Reproduce the records exactly.

Source material START

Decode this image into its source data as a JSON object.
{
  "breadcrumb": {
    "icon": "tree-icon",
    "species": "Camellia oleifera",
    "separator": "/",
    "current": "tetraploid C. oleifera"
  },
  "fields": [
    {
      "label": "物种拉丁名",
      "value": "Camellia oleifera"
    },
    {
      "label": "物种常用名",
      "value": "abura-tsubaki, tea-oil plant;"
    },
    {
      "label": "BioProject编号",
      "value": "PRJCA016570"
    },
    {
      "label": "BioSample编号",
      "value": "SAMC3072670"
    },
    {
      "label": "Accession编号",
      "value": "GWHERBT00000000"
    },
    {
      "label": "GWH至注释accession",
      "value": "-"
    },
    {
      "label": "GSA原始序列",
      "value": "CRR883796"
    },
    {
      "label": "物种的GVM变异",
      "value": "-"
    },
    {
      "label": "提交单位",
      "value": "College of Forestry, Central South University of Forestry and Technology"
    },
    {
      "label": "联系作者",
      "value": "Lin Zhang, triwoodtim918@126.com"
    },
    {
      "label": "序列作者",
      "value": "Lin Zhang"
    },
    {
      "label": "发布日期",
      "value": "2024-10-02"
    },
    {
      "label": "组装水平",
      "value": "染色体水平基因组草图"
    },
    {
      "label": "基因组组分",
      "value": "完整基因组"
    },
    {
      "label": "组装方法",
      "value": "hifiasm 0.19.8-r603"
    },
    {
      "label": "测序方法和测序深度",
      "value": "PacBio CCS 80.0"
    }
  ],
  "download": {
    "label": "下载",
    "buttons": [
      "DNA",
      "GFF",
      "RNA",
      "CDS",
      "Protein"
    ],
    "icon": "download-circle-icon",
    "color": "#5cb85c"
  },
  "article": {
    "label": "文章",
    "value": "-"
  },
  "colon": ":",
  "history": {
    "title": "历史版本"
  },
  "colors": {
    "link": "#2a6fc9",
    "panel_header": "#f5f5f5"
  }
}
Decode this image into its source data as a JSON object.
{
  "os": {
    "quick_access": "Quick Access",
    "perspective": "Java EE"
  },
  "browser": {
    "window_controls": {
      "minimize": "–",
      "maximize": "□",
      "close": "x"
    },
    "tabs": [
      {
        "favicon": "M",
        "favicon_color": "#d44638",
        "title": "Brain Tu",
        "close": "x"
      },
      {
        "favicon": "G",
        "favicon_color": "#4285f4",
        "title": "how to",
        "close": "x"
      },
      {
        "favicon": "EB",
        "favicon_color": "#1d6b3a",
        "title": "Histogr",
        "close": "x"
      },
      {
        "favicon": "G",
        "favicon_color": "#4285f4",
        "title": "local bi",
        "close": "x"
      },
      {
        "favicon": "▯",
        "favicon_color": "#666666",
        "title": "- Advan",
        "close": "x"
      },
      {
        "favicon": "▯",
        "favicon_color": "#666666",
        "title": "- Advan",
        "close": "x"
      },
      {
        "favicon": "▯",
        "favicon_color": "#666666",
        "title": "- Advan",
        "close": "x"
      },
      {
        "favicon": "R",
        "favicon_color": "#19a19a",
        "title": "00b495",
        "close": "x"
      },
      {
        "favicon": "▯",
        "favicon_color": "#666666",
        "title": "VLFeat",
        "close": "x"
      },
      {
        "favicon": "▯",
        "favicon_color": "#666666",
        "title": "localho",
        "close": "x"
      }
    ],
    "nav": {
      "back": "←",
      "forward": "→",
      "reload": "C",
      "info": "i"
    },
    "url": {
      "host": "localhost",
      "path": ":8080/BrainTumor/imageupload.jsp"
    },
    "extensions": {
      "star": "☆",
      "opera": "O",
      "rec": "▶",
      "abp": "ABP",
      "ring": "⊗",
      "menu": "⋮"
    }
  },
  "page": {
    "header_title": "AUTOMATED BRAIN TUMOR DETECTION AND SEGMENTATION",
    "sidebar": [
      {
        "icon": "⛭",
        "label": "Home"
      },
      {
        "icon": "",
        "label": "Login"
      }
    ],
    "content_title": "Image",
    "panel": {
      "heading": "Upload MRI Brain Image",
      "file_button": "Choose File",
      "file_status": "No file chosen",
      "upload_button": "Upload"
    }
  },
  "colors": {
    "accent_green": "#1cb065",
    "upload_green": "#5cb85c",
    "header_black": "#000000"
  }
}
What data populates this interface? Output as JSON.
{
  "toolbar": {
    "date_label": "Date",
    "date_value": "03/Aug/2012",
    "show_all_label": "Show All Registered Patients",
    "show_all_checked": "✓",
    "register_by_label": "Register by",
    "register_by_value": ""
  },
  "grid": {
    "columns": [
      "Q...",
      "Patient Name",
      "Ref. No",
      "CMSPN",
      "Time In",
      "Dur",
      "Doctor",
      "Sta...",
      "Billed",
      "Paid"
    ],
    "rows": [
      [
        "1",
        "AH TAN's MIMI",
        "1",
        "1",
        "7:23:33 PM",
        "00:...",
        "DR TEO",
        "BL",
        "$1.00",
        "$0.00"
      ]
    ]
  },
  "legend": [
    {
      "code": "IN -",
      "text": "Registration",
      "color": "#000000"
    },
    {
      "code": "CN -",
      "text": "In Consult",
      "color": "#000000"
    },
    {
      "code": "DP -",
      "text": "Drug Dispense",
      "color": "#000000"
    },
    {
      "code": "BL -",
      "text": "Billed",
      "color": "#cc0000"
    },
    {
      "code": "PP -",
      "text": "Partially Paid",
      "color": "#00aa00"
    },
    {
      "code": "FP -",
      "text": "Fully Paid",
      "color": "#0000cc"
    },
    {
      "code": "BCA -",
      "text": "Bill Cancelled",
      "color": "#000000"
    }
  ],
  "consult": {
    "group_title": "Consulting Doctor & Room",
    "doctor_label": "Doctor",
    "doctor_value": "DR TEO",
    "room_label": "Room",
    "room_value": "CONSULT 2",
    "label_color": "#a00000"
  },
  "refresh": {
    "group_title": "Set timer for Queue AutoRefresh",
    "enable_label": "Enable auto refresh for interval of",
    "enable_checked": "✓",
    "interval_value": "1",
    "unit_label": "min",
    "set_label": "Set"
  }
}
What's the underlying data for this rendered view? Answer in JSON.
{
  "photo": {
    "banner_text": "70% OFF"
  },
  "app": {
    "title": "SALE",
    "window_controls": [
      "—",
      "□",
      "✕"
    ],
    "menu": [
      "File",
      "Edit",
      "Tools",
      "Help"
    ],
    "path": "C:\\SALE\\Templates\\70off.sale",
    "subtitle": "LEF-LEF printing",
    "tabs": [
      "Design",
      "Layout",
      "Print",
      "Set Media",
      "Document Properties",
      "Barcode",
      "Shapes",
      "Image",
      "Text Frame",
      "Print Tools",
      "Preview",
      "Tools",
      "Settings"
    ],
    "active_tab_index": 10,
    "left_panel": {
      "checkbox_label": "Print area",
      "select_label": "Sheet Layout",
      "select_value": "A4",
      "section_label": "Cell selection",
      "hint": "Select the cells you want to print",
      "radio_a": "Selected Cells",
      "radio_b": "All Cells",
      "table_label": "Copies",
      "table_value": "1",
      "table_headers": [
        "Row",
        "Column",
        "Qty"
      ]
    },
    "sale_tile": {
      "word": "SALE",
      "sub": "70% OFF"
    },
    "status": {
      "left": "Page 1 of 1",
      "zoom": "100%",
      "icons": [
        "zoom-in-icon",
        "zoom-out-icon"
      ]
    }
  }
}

Source material END

**Answer space:**
Decode this image into its source data as a JSON object.
{
  "breadcrumb": {
    "icon": "tree-icon",
    "species": "Camellia oleifera",
    "separator": "/",
    "current": "tetraploid C. oleifera"
  },
  "fields": [
    {
      "label": "物种拉丁名",
      "value": "Camellia oleifera"
    },
    {
      "label": "物种常用名",
      "value": "abura-tsubaki, tea-oil plant;"
    },
    {
      "label": "BioProject编号",
      "value": "PRJCA016570"
    },
    {
      "label": "BioSample编号",
      "value": "SAMC3072670"
    },
    {
      "label": "Accession编号",
      "value": "GWHERBT00000000"
    },
    {
      "label": "GWH至注释accession",
      "value": "-"
    },
    {
      "label": "GSA原始序列",
      "value": "CRR883796"
    },
    {
      "label": "物种的GVM变异",
      "value": "-"
    },
    {
      "label": "提交单位",
      "value": "College of Forestry, Central South University of Forestry and Technology"
    },
    {
      "label": "联系作者",
      "value": "Lin Zhang, triwoodtim918@126.com"
    },
    {
      "label": "序列作者",
      "value": "Lin Zhang"
    },
    {
      "label": "发布日期",
      "value": "2024-10-02"
    },
    {
      "label": "组装水平",
      "value": "染色体水平基因组草图"
    },
    {
      "label": "基因组组分",
      "value": "完整基因组"
    },
    {
      "label": "组装方法",
      "value": "hifiasm 0.19.8-r603"
    },
    {
      "label": "测序方法和测序深度",
      "value": "PacBio CCS 80.0"
    }
  ],
  "download": {
    "label": "下载",
    "buttons": [
      "DNA",
      "GFF",
      "RNA",
      "CDS",
      "Protein"
    ],
    "icon": "download-circle-icon",
    "color": "#5cb85c"
  },
  "article": {
    "label": "文章",
    "value": "-"
  },
  "colon": ":",
  "history": {
    "title": "历史版本"
  },
  "colors": {
    "link": "#2a6fc9",
    "panel_header": "#f5f5f5"
  }
}
Decode this image into its source data as a JSON object.
{
  "os": {
    "quick_access": "Quick Access",
    "perspective": "Java EE"
  },
  "browser": {
    "window_controls": {
      "minimize": "–",
      "maximize": "□",
      "close": "x"
    },
    "tabs": [
      {
        "favicon": "M",
        "favicon_color": "#d44638",
        "title": "Brain Tu",
        "close": "x"
      },
      {
        "favicon": "G",
        "favicon_color": "#4285f4",
        "title": "how to",
        "close": "x"
      },
      {
        "favicon": "EB",
        "favicon_color": "#1d6b3a",
        "title": "Histogr",
        "close": "x"
      },
      {
        "favicon": "G",
        "favicon_color": "#4285f4",
        "title": "local bi",
        "close": "x"
      },
      {
        "favicon": "▯",
        "favicon_color": "#666666",
        "title": "- Advan",
        "close": "x"
      },
      {
        "favicon": "▯",
        "favicon_color": "#666666",
        "title": "- Advan",
        "close": "x"
      },
      {
        "favicon": "▯",
        "favicon_color": "#666666",
        "title": "- Advan",
        "close": "x"
      },
      {
        "favicon": "R",
        "favicon_color": "#19a19a",
        "title": "00b495",
        "close": "x"
      },
      {
        "favicon": "▯",
        "favicon_color": "#666666",
        "title": "VLFeat",
        "close": "x"
      },
      {
        "favicon": "▯",
        "favicon_color": "#666666",
        "title": "localho",
        "close": "x"
      }
    ],
    "nav": {
      "back": "←",
      "forward": "→",
      "reload": "C",
      "info": "i"
    },
    "url": {
      "host": "localhost",
      "path": ":8080/BrainTumor/imageupload.jsp"
    },
    "extensions": {
      "star": "☆",
      "opera": "O",
      "rec": "▶",
      "abp": "ABP",
      "ring": "⊗",
      "menu": "⋮"
    }
  },
  "page": {
    "header_title": "AUTOMATED BRAIN TUMOR DETECTION AND SEGMENTATION",
    "sidebar": [
      {
        "icon": "⛭",
        "label": "Home"
      },
      {
        "icon": "",
        "label": "Login"
      }
    ],
    "content_title": "Image",
    "panel": {
      "heading": "Upload MRI Brain Image",
      "file_button": "Choose File",
      "file_status": "No file chosen",
      "upload_button": "Upload"
    }
  },
  "colors": {
    "accent_green": "#1cb065",
    "upload_green": "#5cb85c",
    "header_black": "#000000"
  }
}
What data populates this interface? Output as JSON.
{
  "toolbar": {
    "date_label": "Date",
    "date_value": "03/Aug/2012",
    "show_all_label": "Show All Registered Patients",
    "show_all_checked": "✓",
    "register_by_label": "Register by",
    "register_by_value": ""
  },
  "grid": {
    "columns": [
      "Q...",
      "Patient Name",
      "Ref. No",
      "CMSPN",
      "Time In",
      "Dur",
      "Doctor",
      "Sta...",
      "Billed",
      "Paid"
    ],
    "rows": [
      [
        "1",
        "AH TAN's MIMI",
        "1",
        "1",
        "7:23:33 PM",
        "00:...",
        "DR TEO",
        "BL",
        "$1.00",
        "$0.00"
      ]
    ]
  },
  "legend": [
    {
      "code": "IN -",
      "text": "Registration",
      "color": "#000000"
    },
    {
      "code": "CN -",
      "text": "In Consult",
      "color": "#000000"
    },
    {
      "code": "DP -",
      "text": "Drug Dispense",
      "color": "#000000"
    },
    {
      "code": "BL -",
      "text": "Billed",
      "color": "#cc0000"
    },
    {
      "code": "PP -",
      "text": "Partially Paid",
      "color": "#00aa00"
    },
    {
      "code": "FP -",
      "text": "Fully Paid",
      "color": "#0000cc"
    },
    {
      "code": "BCA -",
      "text": "Bill Cancelled",
      "color": "#000000"
    }
  ],
  "consult": {
    "group_title": "Consulting Doctor & Room",
    "doctor_label": "Doctor",
    "doctor_value": "DR TEO",
    "room_label": "Room",
    "room_value": "CONSULT 2",
    "label_color": "#a00000"
  },
  "refresh": {
    "group_title": "Set timer for Queue AutoRefresh",
    "enable_label": "Enable auto refresh for interval of",
    "enable_checked": "✓",
    "interval_value": "1",
    "unit_label": "min",
    "set_label": "Set"
  }
}
What's the underlying data for this rendered view? Answer in JSON.
{
  "photo": {
    "banner_text": "70% OFF"
  },
  "app": {
    "title": "SALE",
    "window_controls": [
      "—",
      "□",
      "✕"
    ],
    "menu": [
      "File",
      "Edit",
      "Tools",
      "Help"
    ],
    "path": "C:\\SALE\\Templates\\70off.sale",
    "subtitle": "LEF-LEF printing",
    "tabs": [
      "Design",
      "Layout",
      "Print",
      "Set Media",
      "Document Properties",
      "Barcode",
      "Shapes",
      "Image",
      "Text Frame",
      "Print Tools",
      "Preview",
      "Tools",
      "Settings"
    ],
    "active_tab_index": 10,
    "left_panel": {
      "checkbox_label": "Print area",
      "select_label": "Sheet Layout",
      "select_value": "A4",
      "section_label": "Cell selection",
      "hint": "Select the cells you want to print",
      "radio_a": "Selected Cells",
      "radio_b": "All Cells",
      "table_label": "Copies",
      "table_value": "1",
      "table_headers": [
        "Row",
        "Column",
        "Qty"
      ]
    },
    "sale_tile": {
      "word": "SALE",
      "sub": "70% OFF"
    },
    "status": {
      "left": "Page 1 of 1",
      "zoom": "100%",
      "icons": [
        "zoom-in-icon",
        "zoom-out-icon"
      ]
    }
  }
}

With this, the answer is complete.